## Begin RECORDS TO PROCESS

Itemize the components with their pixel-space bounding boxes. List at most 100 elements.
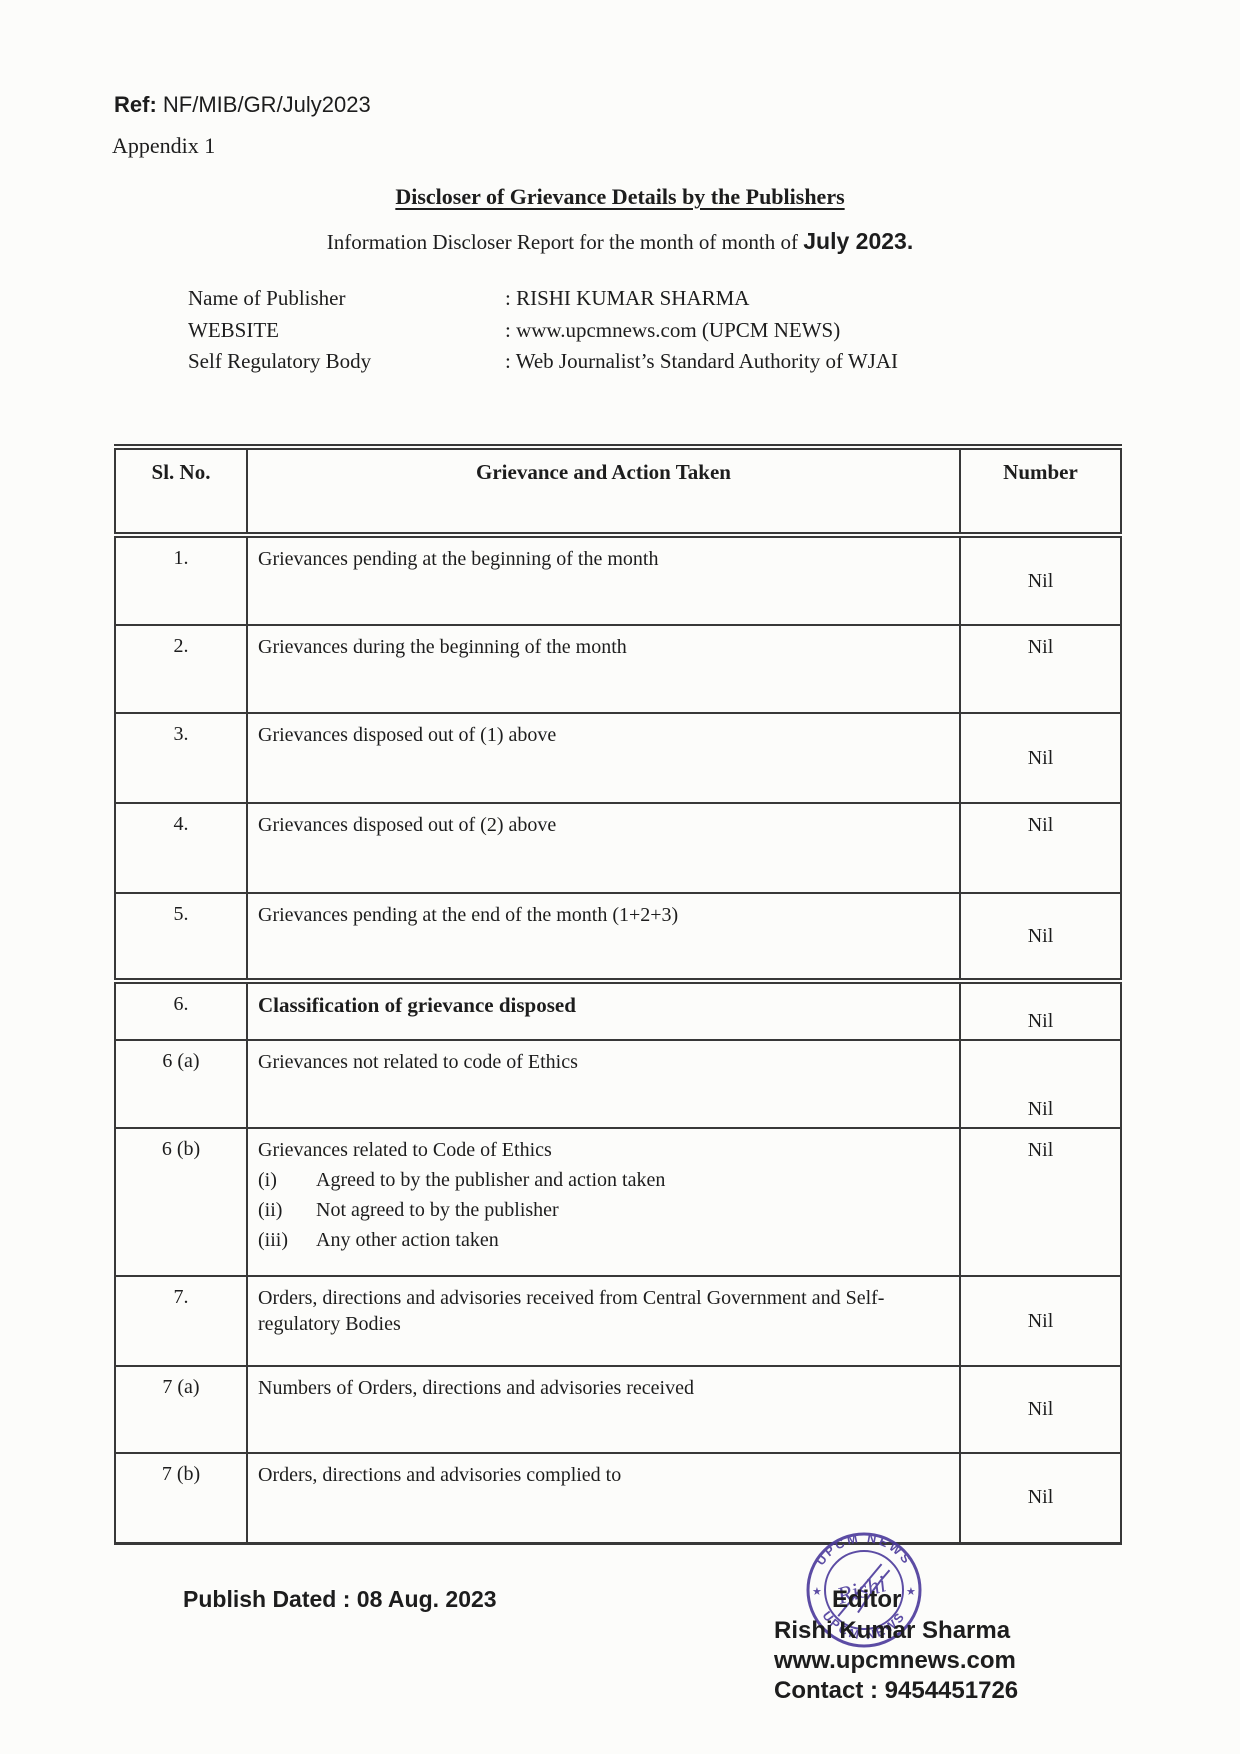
- sub-item-marker: (ii): [258, 1199, 283, 1221]
- sub-item-text: Not agreed to by the publisher: [316, 1199, 559, 1221]
- row-sl-no: 5.: [114, 892, 248, 984]
- report-subtitle: Information Discloser Report for the mon…: [0, 228, 1240, 255]
- signatory-website: www.upcmnews.com: [774, 1647, 1016, 1674]
- row-grievance: Grievances pending at the beginning of t…: [246, 534, 961, 626]
- table-row: 6 (b) Grievances related to Code of Ethic…: [114, 1127, 1122, 1277]
- grievance-sub-item: (iii) Any other action taken: [258, 1227, 949, 1253]
- regulatory-body-value: : Web Journalist’s Standard Authority of…: [505, 349, 899, 373]
- row-sl-no: 7 (b): [114, 1452, 248, 1544]
- table-row: 1. Grievances pending at the beginning of…: [114, 534, 1122, 626]
- regulatory-body-row: Self Regulatory Body : Web Journalist’s …: [188, 349, 898, 381]
- website-label: WEBSITE: [188, 317, 279, 342]
- publish-date-line: Publish Dated : 08 Aug. 2023: [183, 1586, 497, 1612]
- row-number: Nil: [959, 712, 1122, 804]
- row-sl-no: 1.: [114, 534, 248, 626]
- signature-flourish: [837, 1563, 891, 1617]
- designation-label: Editor: [832, 1586, 902, 1613]
- stamp-left-star-icon: ★: [812, 1586, 822, 1598]
- header-grievance: Grievance and Action Taken: [246, 446, 961, 538]
- header-sl-no: Sl. No.: [114, 446, 248, 538]
- header-number: Number: [959, 446, 1122, 538]
- grievance-sub-item: (ii) Not agreed to by the publisher: [258, 1197, 949, 1223]
- publisher-name-row: Name of Publisher : RISHI KUMAR SHARMA: [188, 286, 898, 318]
- row-grievance: Grievances pending at the end of the mon…: [246, 892, 961, 984]
- grievance-text: Grievances not related to code of Ethics: [258, 1051, 578, 1073]
- table-row: 6. Classification of grievance disposed Ni…: [114, 980, 1122, 1041]
- website-row: WEBSITE : www.upcmnews.com (UPCM NEWS): [188, 318, 898, 350]
- grievance-text: Classification of grievance disposed: [258, 993, 576, 1017]
- grievance-table-body: 1. Grievances pending at the beginning of…: [114, 534, 1122, 1544]
- row-sl-no: 6 (a): [114, 1039, 248, 1129]
- table-row: 4. Grievances disposed out of (2) above Ni…: [114, 802, 1122, 894]
- row-number: Nil: [959, 624, 1122, 714]
- grievance-text: Grievances during the beginning of the m…: [258, 636, 627, 658]
- reference-value: NF/MIB/GR/July2023: [162, 92, 371, 117]
- row-number: Nil: [959, 1365, 1122, 1454]
- grievance-text: Grievances related to Code of Ethics: [258, 1139, 552, 1161]
- row-grievance: Grievances disposed out of (1) above: [246, 712, 961, 804]
- signatory-contact: Contact : 9454451726: [774, 1677, 1019, 1704]
- row-grievance: Orders, directions and advisories compli…: [246, 1452, 961, 1544]
- table-row: 6 (a) Grievances not related to code of E…: [114, 1039, 1122, 1129]
- row-sl-no: 6.: [114, 980, 248, 1041]
- row-number: Nil: [959, 1452, 1122, 1544]
- sub-item-text: Agreed to by the publisher and action ta…: [316, 1169, 666, 1191]
- row-grievance: Grievances during the beginning of the m…: [246, 624, 961, 714]
- grievance-text: Grievances disposed out of (2) above: [258, 814, 557, 836]
- table-header-row: Sl. No. Grievance and Action Taken Numbe…: [114, 446, 1122, 538]
- reference-label: Ref:: [114, 92, 157, 117]
- table-row: 7. Orders, directions and advisories rece…: [114, 1275, 1122, 1367]
- stamp-outer-ring: [806, 1532, 922, 1648]
- grievance-text: Orders, directions and advisories compli…: [258, 1464, 622, 1486]
- appendix-label: Appendix 1: [112, 133, 216, 158]
- grievance-text: Grievances pending at the end of the mon…: [258, 904, 679, 926]
- sub-item-marker: (iii): [258, 1229, 288, 1251]
- report-month: July 2023.: [803, 228, 914, 254]
- website-value: : www.upcmnews.com (UPCM NEWS): [505, 317, 841, 342]
- reference-line: Ref: NF/MIB/GR/July2023: [114, 92, 371, 118]
- stamp-top-text: UPCM NEWS: [813, 1531, 914, 1568]
- row-grievance: Grievances related to Code of Ethics (i) A…: [246, 1127, 961, 1277]
- table-row: 7 (a) Numbers of Orders, directions and a…: [114, 1365, 1122, 1454]
- table-row: 5. Grievances pending at the end of the m…: [114, 892, 1122, 984]
- signatory-name: Rishi Kumar Sharma: [774, 1617, 1011, 1644]
- row-sl-no: 7 (a): [114, 1365, 248, 1454]
- grievance-sub-item: (i) Agreed to by the publisher and action…: [258, 1167, 949, 1193]
- row-grievance: Numbers of Orders, directions and adviso…: [246, 1365, 961, 1454]
- publisher-name-value: : RISHI KUMAR SHARMA: [505, 286, 750, 310]
- row-sl-no: 4.: [114, 802, 248, 894]
- row-number: Nil: [959, 1127, 1122, 1277]
- row-grievance: Grievances disposed out of (2) above: [246, 802, 961, 894]
- row-sl-no: 2.: [114, 624, 248, 714]
- signatory-block: Rishi Kumar Sharma www.upcmnews.com Cont…: [774, 1616, 1018, 1706]
- page-title: Discloser of Grievance Details by the Pu…: [395, 184, 845, 209]
- row-number: Nil: [959, 1039, 1122, 1129]
- row-number: Nil: [959, 534, 1122, 626]
- row-grievance: Classification of grievance disposed: [246, 980, 961, 1041]
- editor-stamp-seal: UPCM NEWS UPCM NEWS ★ ★ Rishi: [806, 1531, 922, 1648]
- grievance-text: Orders, directions and advisories receiv…: [258, 1287, 885, 1335]
- row-number: Nil: [959, 892, 1122, 984]
- row-number: Nil: [959, 1275, 1122, 1367]
- row-number: Nil: [959, 802, 1122, 894]
- publisher-name-label: Name of Publisher: [188, 286, 346, 310]
- grievance-text: Grievances pending at the beginning of t…: [258, 548, 659, 570]
- table-row: 3. Grievances disposed out of (1) above Ni…: [114, 712, 1122, 804]
- row-sl-no: 3.: [114, 712, 248, 804]
- row-sl-no: 6 (b): [114, 1127, 248, 1277]
- row-number: Nil: [959, 980, 1122, 1041]
- row-grievance: Orders, directions and advisories receiv…: [246, 1275, 961, 1367]
- table-row: 2. Grievances during the beginning of the…: [114, 624, 1122, 714]
- subtitle-text: Information Discloser Report for the mon…: [326, 230, 804, 254]
- regulatory-body-label: Self Regulatory Body: [188, 349, 372, 373]
- table-row: 7 (b) Orders, directions and advisories c…: [114, 1452, 1122, 1544]
- row-sl-no: 7.: [114, 1275, 248, 1367]
- stamp-inner-ring: [824, 1550, 904, 1630]
- publisher-info: Name of Publisher : RISHI KUMAR SHARMA W…: [188, 286, 898, 381]
- grievance-table: Sl. No. Grievance and Action Taken Numbe…: [114, 444, 1122, 1545]
- sub-item-text: Any other action taken: [316, 1229, 499, 1251]
- grievance-text: Numbers of Orders, directions and adviso…: [258, 1377, 694, 1399]
- sub-item-marker: (i): [258, 1169, 277, 1191]
- grievance-text: Grievances disposed out of (1) above: [258, 724, 557, 746]
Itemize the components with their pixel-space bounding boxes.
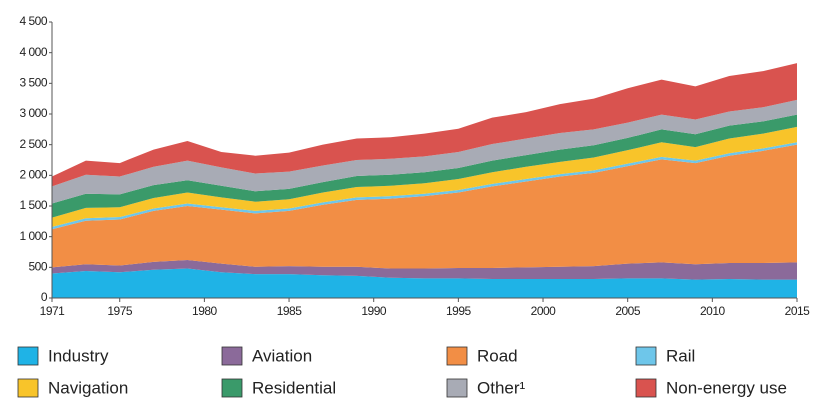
legend-label: Non-energy use xyxy=(666,378,787,397)
y-tick-label: 500 xyxy=(28,260,47,274)
legend-label: Residential xyxy=(252,378,336,397)
legend-swatch xyxy=(221,346,243,366)
y-tick-label: 3 000 xyxy=(19,106,47,120)
legend-label: Other¹ xyxy=(477,378,526,397)
legend-label: Road xyxy=(477,346,518,365)
x-tick-label: 2005 xyxy=(615,304,641,318)
area xyxy=(52,114,797,218)
area xyxy=(52,99,797,204)
y-tick-label: 4 500 xyxy=(19,14,47,28)
legend: Industry Aviation Road Rail Navigation Reside… xyxy=(17,346,787,398)
y-tick-label: 2 500 xyxy=(19,137,47,151)
x-tick-label: 1985 xyxy=(277,304,303,318)
y-tick-label: 1 000 xyxy=(19,229,47,243)
y-tick-label: 4 000 xyxy=(19,45,47,59)
legend-label: Aviation xyxy=(252,346,312,365)
area xyxy=(52,268,797,298)
area xyxy=(52,63,797,187)
x-tick-label: 1975 xyxy=(107,304,133,318)
legend-label: Navigation xyxy=(48,378,128,397)
x-tick-label: 1995 xyxy=(446,304,472,318)
legend-swatch xyxy=(17,378,39,398)
legend-label: Rail xyxy=(666,346,695,365)
area xyxy=(52,144,797,269)
x-tick-label: 1980 xyxy=(192,304,218,318)
legend-swatch xyxy=(635,346,657,366)
legend-swatch xyxy=(635,378,657,398)
legend-label: Industry xyxy=(48,346,109,365)
y-tick-label: 2 000 xyxy=(19,168,47,182)
legend-swatch xyxy=(221,378,243,398)
y-tick-label: 3 500 xyxy=(19,76,47,90)
x-tick-label: 1990 xyxy=(361,304,387,318)
area xyxy=(52,259,797,280)
x-tick-label: 2010 xyxy=(700,304,726,318)
legend-swatch xyxy=(446,378,468,398)
legend-swatch xyxy=(446,346,468,366)
y-tick-label: 0 xyxy=(41,290,48,304)
x-tick-label: 2015 xyxy=(785,304,811,318)
y-tick-label: 1 500 xyxy=(19,198,47,212)
legend-swatch xyxy=(17,346,39,366)
area xyxy=(52,126,797,227)
x-tick-label: 1971 xyxy=(40,304,66,318)
x-tick-label: 2000 xyxy=(531,304,557,318)
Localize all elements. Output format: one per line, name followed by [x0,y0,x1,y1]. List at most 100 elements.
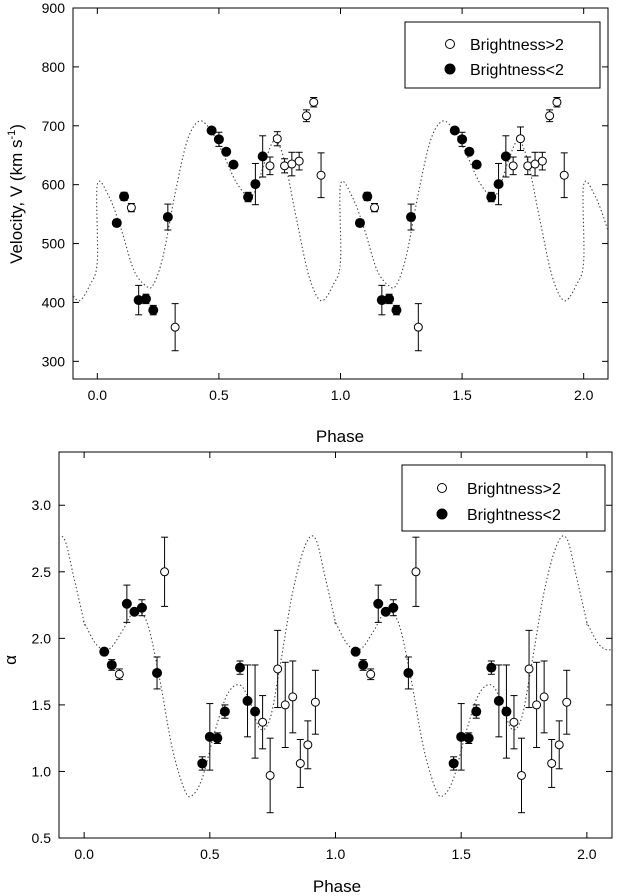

## End RECORDS TO PROCESS

* _INSTRUCTIONS FOR THE TASK_:
Copy out everything in the material from the line containing "legend-label: Non-energy use" down to the line containing "legend-label: Road xyxy=(477,346,518,365)", both of those lines included, with no changes.

* _TASK SOLUTION_:
legend-label: Non-energy use xyxy=(666,378,787,397)
y-tick-label: 500 xyxy=(28,260,47,274)
legend-label: Residential xyxy=(252,378,336,397)
legend-swatch xyxy=(221,346,243,366)
y-tick-label: 3 000 xyxy=(19,106,47,120)
legend-label: Other¹ xyxy=(477,378,526,397)
legend-label: Road xyxy=(477,346,518,365)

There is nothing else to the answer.